[Directions]: Keep the images out and copy every entry below exactly.

[Dataset content]:
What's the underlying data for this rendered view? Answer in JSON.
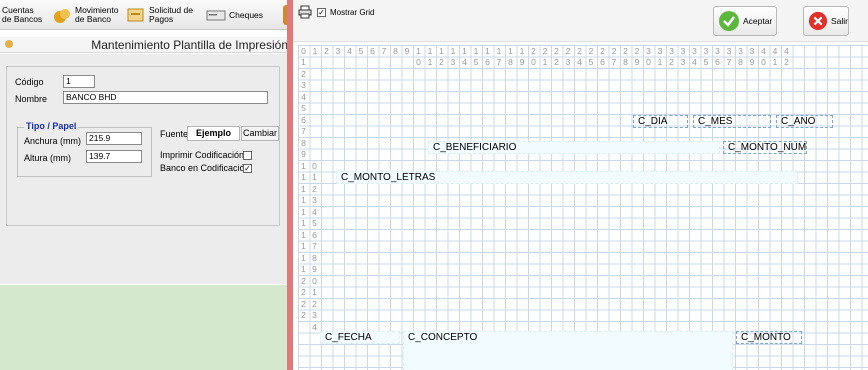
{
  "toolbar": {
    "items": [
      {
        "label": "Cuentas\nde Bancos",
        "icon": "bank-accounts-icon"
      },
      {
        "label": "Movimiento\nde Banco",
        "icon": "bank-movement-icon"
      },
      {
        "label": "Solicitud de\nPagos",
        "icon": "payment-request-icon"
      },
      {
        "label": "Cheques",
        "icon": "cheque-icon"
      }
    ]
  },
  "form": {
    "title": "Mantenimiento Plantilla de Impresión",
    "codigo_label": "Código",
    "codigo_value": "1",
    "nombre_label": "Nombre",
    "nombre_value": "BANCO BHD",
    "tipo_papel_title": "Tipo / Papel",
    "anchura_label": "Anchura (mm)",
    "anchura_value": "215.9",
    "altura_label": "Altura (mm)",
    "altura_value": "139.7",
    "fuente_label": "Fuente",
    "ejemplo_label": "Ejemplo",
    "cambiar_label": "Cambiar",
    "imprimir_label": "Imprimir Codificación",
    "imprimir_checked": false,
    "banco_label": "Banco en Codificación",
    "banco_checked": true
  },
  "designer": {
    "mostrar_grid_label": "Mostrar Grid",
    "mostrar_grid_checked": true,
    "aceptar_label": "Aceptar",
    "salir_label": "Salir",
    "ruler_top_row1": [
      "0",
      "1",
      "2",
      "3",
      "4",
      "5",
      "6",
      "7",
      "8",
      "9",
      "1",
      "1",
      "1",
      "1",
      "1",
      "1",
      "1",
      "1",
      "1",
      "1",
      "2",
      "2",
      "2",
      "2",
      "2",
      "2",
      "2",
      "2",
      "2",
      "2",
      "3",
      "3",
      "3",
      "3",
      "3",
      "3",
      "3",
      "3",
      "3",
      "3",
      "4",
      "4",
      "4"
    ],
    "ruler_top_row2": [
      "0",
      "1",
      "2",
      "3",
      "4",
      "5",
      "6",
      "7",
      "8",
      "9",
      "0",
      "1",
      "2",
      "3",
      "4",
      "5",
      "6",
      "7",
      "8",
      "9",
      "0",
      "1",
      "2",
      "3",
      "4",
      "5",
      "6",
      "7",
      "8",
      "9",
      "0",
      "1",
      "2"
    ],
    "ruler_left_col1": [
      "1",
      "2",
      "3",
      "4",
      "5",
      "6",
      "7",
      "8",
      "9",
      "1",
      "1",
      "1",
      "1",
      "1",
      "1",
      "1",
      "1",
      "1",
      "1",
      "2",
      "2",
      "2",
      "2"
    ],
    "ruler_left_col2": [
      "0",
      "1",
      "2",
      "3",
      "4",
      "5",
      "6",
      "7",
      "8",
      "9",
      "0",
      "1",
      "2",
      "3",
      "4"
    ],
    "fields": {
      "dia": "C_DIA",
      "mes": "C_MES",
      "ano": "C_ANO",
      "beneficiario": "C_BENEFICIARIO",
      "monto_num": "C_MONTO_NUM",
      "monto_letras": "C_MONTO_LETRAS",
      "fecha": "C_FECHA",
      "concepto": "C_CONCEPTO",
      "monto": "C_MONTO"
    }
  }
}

[Reply to the exercise]:
What's the underlying data for this rendered view? Answer in JSON.
{
  "toolbar": {
    "items": [
      {
        "label": "Cuentas\nde Bancos",
        "icon": "bank-accounts-icon"
      },
      {
        "label": "Movimiento\nde Banco",
        "icon": "bank-movement-icon"
      },
      {
        "label": "Solicitud de\nPagos",
        "icon": "payment-request-icon"
      },
      {
        "label": "Cheques",
        "icon": "cheque-icon"
      }
    ]
  },
  "form": {
    "title": "Mantenimiento Plantilla de Impresión",
    "codigo_label": "Código",
    "codigo_value": "1",
    "nombre_label": "Nombre",
    "nombre_value": "BANCO BHD",
    "tipo_papel_title": "Tipo / Papel",
    "anchura_label": "Anchura (mm)",
    "anchura_value": "215.9",
    "altura_label": "Altura (mm)",
    "altura_value": "139.7",
    "fuente_label": "Fuente",
    "ejemplo_label": "Ejemplo",
    "cambiar_label": "Cambiar",
    "imprimir_label": "Imprimir Codificación",
    "imprimir_checked": false,
    "banco_label": "Banco en Codificación",
    "banco_checked": true
  },
  "designer": {
    "mostrar_grid_label": "Mostrar Grid",
    "mostrar_grid_checked": true,
    "aceptar_label": "Aceptar",
    "salir_label": "Salir",
    "ruler_top_row1": [
      "0",
      "1",
      "2",
      "3",
      "4",
      "5",
      "6",
      "7",
      "8",
      "9",
      "1",
      "1",
      "1",
      "1",
      "1",
      "1",
      "1",
      "1",
      "1",
      "1",
      "2",
      "2",
      "2",
      "2",
      "2",
      "2",
      "2",
      "2",
      "2",
      "2",
      "3",
      "3",
      "3",
      "3",
      "3",
      "3",
      "3",
      "3",
      "3",
      "3",
      "4",
      "4",
      "4"
    ],
    "ruler_top_row2": [
      "0",
      "1",
      "2",
      "3",
      "4",
      "5",
      "6",
      "7",
      "8",
      "9",
      "0",
      "1",
      "2",
      "3",
      "4",
      "5",
      "6",
      "7",
      "8",
      "9",
      "0",
      "1",
      "2",
      "3",
      "4",
      "5",
      "6",
      "7",
      "8",
      "9",
      "0",
      "1",
      "2"
    ],
    "ruler_left_col1": [
      "1",
      "2",
      "3",
      "4",
      "5",
      "6",
      "7",
      "8",
      "9",
      "1",
      "1",
      "1",
      "1",
      "1",
      "1",
      "1",
      "1",
      "1",
      "1",
      "2",
      "2",
      "2",
      "2"
    ],
    "ruler_left_col2": [
      "0",
      "1",
      "2",
      "3",
      "4",
      "5",
      "6",
      "7",
      "8",
      "9",
      "0",
      "1",
      "2",
      "3",
      "4"
    ],
    "fields": {
      "dia": "C_DIA",
      "mes": "C_MES",
      "ano": "C_ANO",
      "beneficiario": "C_BENEFICIARIO",
      "monto_num": "C_MONTO_NUM",
      "monto_letras": "C_MONTO_LETRAS",
      "fecha": "C_FECHA",
      "concepto": "C_CONCEPTO",
      "monto": "C_MONTO"
    }
  }
}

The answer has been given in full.